§ **Collected data**:
━━━━━━━━━━━━━━━━━━━━

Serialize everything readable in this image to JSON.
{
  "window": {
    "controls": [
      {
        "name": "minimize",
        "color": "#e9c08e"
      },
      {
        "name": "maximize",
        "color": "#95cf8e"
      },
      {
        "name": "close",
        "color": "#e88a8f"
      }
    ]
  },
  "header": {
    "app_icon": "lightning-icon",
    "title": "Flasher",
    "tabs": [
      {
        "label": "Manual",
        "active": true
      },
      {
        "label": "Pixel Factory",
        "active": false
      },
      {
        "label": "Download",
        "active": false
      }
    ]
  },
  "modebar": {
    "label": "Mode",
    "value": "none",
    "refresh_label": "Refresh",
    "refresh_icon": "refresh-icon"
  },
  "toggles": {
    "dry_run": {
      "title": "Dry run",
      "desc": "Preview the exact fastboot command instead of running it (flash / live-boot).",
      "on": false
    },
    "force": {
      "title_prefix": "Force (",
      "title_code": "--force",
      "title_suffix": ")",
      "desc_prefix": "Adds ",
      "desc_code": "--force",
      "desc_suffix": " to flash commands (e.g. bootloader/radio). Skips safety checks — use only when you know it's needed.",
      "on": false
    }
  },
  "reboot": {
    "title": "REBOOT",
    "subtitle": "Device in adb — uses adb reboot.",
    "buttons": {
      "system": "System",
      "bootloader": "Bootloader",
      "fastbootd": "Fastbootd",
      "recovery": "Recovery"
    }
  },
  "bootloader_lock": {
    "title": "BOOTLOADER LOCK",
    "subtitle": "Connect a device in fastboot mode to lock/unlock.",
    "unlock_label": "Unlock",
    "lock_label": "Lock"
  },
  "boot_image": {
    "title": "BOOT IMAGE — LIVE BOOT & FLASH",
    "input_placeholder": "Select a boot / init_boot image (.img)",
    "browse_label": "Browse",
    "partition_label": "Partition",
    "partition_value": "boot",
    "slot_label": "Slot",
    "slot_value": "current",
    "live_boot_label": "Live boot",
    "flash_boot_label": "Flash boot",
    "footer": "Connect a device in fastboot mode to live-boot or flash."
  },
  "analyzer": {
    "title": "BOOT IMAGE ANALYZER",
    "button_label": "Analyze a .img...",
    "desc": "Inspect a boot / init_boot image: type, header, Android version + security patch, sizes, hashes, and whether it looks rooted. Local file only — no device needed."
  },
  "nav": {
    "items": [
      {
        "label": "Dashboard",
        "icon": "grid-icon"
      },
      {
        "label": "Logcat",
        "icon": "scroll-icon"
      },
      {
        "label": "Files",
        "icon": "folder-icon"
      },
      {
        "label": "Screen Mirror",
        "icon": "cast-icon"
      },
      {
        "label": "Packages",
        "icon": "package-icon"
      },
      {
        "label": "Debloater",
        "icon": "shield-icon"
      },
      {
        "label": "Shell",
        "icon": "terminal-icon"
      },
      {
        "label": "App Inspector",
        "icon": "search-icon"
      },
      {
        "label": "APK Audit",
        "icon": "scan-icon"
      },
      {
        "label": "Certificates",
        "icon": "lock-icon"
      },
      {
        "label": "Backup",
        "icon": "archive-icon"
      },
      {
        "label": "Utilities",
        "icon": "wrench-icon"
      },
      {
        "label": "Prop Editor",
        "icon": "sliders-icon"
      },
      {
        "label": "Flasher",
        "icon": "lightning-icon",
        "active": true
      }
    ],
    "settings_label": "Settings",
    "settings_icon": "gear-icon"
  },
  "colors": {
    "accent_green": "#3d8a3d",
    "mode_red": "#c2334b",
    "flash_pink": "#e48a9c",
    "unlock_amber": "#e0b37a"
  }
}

━━━━━━━━━━━━━━━━━━━━

Working from the entries above, return all lines that contain "needed".

§ **Response to this exercise**:
      "desc_suffix": " to flash commands (e.g. bootloader/radio). Skips safety checks — use only when you know it's needed.",
    "desc": "Inspect a boot / init_boot image: type, header, Android version + security patch, sizes, hashes, and whether it looks rooted. Local file only — no device needed."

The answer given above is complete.